- MATERIAL PROVIDED:
(begin)
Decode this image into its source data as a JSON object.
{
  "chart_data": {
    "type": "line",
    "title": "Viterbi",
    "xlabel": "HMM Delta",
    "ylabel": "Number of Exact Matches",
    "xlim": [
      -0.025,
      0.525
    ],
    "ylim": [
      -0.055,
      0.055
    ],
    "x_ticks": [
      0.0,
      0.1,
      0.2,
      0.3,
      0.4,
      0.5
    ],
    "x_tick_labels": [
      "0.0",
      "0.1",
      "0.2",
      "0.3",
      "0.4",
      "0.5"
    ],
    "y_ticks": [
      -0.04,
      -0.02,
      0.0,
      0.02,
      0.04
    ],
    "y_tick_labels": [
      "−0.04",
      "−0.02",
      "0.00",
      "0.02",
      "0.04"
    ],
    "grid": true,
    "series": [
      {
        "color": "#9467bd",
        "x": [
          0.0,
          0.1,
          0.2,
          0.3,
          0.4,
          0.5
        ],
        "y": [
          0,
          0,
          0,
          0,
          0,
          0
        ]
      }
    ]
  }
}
(end)
- EXERCISE PROMPT: Output all of the data again, exactly.

- TASK RESULT:
Decode this image into its source data as a JSON object.
{
  "chart_data": {
    "type": "line",
    "title": "Viterbi",
    "xlabel": "HMM Delta",
    "ylabel": "Number of Exact Matches",
    "xlim": [
      -0.025,
      0.525
    ],
    "ylim": [
      -0.055,
      0.055
    ],
    "x_ticks": [
      0.0,
      0.1,
      0.2,
      0.3,
      0.4,
      0.5
    ],
    "x_tick_labels": [
      "0.0",
      "0.1",
      "0.2",
      "0.3",
      "0.4",
      "0.5"
    ],
    "y_ticks": [
      -0.04,
      -0.02,
      0.0,
      0.02,
      0.04
    ],
    "y_tick_labels": [
      "−0.04",
      "−0.02",
      "0.00",
      "0.02",
      "0.04"
    ],
    "grid": true,
    "series": [
      {
        "color": "#9467bd",
        "x": [
          0.0,
          0.1,
          0.2,
          0.3,
          0.4,
          0.5
        ],
        "y": [
          0,
          0,
          0,
          0,
          0,
          0
        ]
      }
    ]
  }
}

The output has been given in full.